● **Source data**
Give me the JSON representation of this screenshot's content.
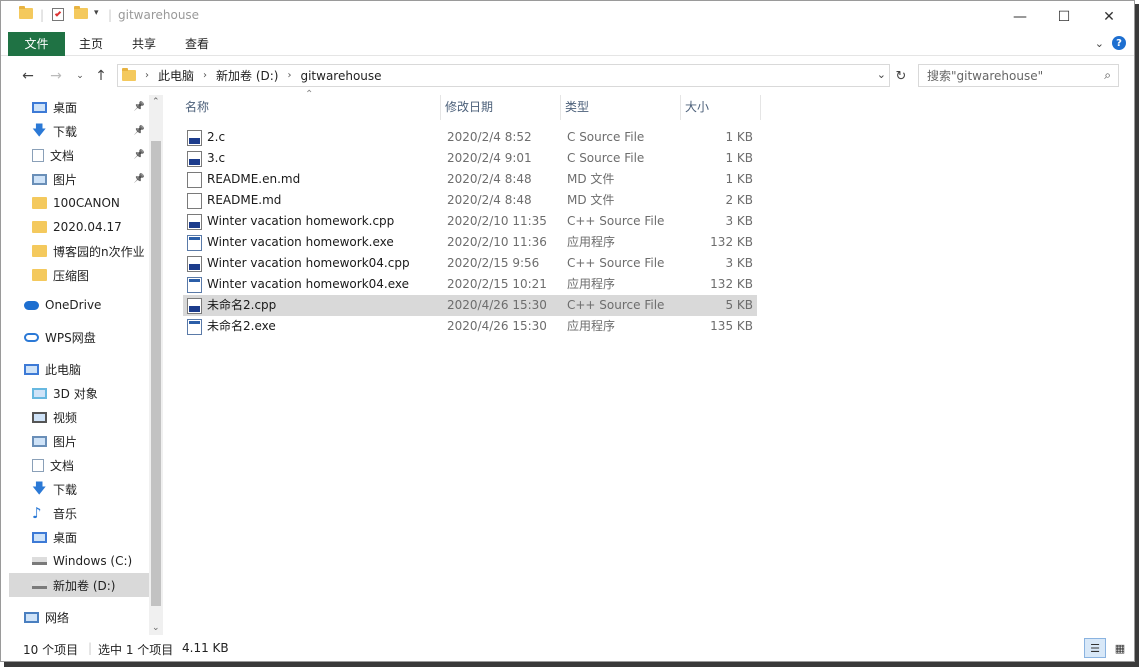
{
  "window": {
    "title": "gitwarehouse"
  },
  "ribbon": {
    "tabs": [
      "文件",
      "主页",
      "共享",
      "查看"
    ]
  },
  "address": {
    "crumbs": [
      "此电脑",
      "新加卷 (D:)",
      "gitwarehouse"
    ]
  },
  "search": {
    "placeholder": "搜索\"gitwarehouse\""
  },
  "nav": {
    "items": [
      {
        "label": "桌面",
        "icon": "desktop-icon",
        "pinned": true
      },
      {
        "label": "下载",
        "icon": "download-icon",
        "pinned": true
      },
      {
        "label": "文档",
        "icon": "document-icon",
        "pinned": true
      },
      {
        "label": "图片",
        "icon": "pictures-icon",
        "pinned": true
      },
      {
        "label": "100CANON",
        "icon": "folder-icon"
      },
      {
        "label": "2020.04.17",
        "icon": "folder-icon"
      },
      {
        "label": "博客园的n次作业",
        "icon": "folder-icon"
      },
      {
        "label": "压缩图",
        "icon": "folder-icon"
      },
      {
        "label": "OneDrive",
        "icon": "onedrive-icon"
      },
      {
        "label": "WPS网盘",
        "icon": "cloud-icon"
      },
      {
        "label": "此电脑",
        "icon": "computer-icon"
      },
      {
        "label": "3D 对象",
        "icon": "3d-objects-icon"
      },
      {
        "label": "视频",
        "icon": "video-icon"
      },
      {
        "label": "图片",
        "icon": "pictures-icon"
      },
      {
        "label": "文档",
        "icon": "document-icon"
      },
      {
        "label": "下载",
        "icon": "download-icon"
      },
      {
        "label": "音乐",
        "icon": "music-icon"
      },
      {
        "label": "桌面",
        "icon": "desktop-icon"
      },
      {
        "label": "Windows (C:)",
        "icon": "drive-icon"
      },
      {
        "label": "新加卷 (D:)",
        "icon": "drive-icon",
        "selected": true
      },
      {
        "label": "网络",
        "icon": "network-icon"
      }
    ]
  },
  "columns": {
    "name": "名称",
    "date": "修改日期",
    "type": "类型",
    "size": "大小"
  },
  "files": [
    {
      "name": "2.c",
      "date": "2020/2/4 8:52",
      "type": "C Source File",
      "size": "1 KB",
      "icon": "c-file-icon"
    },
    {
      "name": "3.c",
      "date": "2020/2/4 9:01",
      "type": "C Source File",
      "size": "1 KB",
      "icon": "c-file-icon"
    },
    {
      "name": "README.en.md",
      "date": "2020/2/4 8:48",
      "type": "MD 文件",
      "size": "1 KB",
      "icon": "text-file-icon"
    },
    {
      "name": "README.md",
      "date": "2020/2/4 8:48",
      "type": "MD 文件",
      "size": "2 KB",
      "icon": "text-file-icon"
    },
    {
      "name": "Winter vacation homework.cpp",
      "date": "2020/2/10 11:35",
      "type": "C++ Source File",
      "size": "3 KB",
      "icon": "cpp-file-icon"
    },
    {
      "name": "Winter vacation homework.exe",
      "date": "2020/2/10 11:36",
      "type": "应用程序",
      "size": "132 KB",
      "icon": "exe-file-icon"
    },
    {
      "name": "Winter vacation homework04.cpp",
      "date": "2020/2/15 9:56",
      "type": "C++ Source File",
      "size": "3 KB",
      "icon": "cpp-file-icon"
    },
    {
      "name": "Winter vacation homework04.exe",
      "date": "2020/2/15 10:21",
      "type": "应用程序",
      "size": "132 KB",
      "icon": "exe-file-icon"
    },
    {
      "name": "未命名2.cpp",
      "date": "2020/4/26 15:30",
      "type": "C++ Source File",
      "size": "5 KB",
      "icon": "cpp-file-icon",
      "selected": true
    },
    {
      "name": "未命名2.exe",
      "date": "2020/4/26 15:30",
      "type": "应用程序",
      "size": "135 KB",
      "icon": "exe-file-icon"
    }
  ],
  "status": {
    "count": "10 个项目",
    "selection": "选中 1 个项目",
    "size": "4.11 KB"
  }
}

● **WORK TO BE COMPLETED**
Search the data above for the word "name", then gather each line in which it appears.

● **ANSWER TO THE EXERCISE**
    "name": "名称",
      "name": "2.c",
      "name": "3.c",
      "name": "README.en.md",
      "name": "README.md",
      "name": "Winter vacation homework.cpp",
      "name": "Winter vacation homework.exe",
      "name": "Winter vacation homework04.cpp",
      "name": "Winter vacation homework04.exe",
      "name": "未命名2.cpp",
      "name": "未命名2.exe",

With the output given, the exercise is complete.